EXERCISE OBJECTIVE » Separate out the lines that hold "充实违纪情形".

TASK DATA »
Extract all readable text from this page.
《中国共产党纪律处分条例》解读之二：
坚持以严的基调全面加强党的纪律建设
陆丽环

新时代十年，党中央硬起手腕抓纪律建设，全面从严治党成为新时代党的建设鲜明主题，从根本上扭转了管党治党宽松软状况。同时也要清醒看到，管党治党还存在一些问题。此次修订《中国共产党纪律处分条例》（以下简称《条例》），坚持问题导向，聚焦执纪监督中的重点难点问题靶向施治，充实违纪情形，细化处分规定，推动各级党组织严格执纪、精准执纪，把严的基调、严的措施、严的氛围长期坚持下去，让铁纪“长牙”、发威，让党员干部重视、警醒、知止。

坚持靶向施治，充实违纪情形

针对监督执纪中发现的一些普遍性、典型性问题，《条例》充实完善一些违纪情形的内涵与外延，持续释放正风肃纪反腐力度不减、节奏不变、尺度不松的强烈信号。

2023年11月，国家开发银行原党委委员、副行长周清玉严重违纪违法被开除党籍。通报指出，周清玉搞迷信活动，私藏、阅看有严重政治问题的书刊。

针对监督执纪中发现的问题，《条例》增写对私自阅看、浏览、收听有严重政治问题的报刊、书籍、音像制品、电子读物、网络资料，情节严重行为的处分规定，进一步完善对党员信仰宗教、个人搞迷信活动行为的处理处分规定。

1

THE ANSWER »
新时代十年，党中央硬起手腕抓纪律建设，全面从严治党成为新时代党的建设鲜明主题，从根本上扭转了管党治党宽松软状况。同时也要清醒看到，管党治党还存在一些问题。此次修订《中国共产党纪律处分条例》（以下简称《条例》），坚持问题导向，聚焦执纪监督中的重点难点问题靶向施治，充实违纪情形，细化处分规定，推动各级党组织严格执纪、精准执纪，把严的基调、严的措施、严的氛围长期坚持下去，让铁纪“长牙”、发威，让党员干部重视、警醒、知止。
坚持靶向施治，充实违纪情形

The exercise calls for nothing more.